● **Short exercise**
Pick out and copy every line below that has the word "exposición".

[Stored entries]
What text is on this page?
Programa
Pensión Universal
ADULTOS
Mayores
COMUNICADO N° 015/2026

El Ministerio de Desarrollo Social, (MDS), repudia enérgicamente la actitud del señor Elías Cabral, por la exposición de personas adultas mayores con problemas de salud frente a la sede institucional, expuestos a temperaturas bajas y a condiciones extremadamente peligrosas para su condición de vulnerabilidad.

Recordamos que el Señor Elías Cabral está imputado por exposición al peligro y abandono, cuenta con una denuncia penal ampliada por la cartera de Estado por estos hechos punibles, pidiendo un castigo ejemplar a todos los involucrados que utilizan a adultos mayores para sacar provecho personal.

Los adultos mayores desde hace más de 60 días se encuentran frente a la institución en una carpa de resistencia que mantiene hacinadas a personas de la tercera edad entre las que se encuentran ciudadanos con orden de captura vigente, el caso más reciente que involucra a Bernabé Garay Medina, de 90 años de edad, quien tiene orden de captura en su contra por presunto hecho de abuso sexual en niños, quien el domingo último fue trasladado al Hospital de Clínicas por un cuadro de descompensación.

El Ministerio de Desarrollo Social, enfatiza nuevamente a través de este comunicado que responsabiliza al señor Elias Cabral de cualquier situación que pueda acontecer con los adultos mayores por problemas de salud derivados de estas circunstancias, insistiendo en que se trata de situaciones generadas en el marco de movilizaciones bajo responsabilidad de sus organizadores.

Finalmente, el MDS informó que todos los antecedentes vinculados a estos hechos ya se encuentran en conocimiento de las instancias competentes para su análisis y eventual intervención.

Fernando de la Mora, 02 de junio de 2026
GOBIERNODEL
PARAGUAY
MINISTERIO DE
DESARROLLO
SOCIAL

● **Response below**
El Ministerio de Desarrollo Social, (MDS), repudia enérgicamente la actitud del señor Elías Cabral, por la exposición de personas adultas mayores con problemas de salud frente a la sede institucional, expuestos a temperaturas bajas y a condiciones extremadamente peligrosas para su condición de vulnerabilidad.
Recordamos que el Señor Elías Cabral está imputado por exposición al peligro y abandono, cuenta con una denuncia penal ampliada por la cartera de Estado por estos hechos punibles, pidiendo un castigo ejemplar a todos los involucrados que utilizan a adultos mayores para sacar provecho personal.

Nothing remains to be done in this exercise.